━━ Input records

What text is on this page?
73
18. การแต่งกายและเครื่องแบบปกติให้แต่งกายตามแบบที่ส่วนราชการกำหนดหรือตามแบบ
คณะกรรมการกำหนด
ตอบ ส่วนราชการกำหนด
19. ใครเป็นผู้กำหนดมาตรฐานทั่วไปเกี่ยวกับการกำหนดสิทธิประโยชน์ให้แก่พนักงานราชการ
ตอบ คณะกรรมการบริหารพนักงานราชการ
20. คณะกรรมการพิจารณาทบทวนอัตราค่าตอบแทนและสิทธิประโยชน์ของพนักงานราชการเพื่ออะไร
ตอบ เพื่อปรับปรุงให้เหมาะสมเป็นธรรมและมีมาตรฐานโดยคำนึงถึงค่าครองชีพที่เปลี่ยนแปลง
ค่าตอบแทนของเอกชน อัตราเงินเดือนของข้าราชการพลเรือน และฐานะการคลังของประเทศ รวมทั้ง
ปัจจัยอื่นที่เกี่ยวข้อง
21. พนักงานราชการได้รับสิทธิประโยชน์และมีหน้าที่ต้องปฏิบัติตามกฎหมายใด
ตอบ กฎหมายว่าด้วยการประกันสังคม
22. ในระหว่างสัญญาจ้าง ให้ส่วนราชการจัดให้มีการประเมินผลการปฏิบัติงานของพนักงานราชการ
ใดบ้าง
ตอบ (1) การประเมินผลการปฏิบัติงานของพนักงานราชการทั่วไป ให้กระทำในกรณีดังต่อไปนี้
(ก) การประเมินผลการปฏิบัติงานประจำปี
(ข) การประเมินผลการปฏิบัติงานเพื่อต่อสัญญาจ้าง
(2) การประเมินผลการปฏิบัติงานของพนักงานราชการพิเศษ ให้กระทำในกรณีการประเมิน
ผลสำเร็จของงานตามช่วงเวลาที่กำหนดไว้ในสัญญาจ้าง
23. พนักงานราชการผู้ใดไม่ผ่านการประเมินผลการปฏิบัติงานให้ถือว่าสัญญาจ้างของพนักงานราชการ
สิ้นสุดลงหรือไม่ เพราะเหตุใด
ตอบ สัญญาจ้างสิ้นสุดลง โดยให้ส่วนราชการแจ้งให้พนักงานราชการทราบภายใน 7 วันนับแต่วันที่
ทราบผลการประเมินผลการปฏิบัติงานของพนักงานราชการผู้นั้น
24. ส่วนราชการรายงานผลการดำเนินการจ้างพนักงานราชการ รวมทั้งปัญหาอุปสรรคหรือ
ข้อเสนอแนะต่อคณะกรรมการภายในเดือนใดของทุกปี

━━━━

Challenge: From the data, list each line in which the string "ญญาจ" appears.

Answer for this exercise:
22. ในระหว่างสัญญาจ้าง ให้ส่วนราชการจัดให้มีการประเมินผลการปฏิบัติงานของพนักงานราชการ
(ข) การประเมินผลการปฏิบัติงานเพื่อต่อสัญญาจ้าง
ผลสำเร็จของงานตามช่วงเวลาที่กำหนดไว้ในสัญญาจ้าง
23. พนักงานราชการผู้ใดไม่ผ่านการประเมินผลการปฏิบัติงานให้ถือว่าสัญญาจ้างของพนักงานราชการ
ตอบ สัญญาจ้างสิ้นสุดลง โดยให้ส่วนราชการแจ้งให้พนักงานราชการทราบภายใน 7 วันนับแต่วันที่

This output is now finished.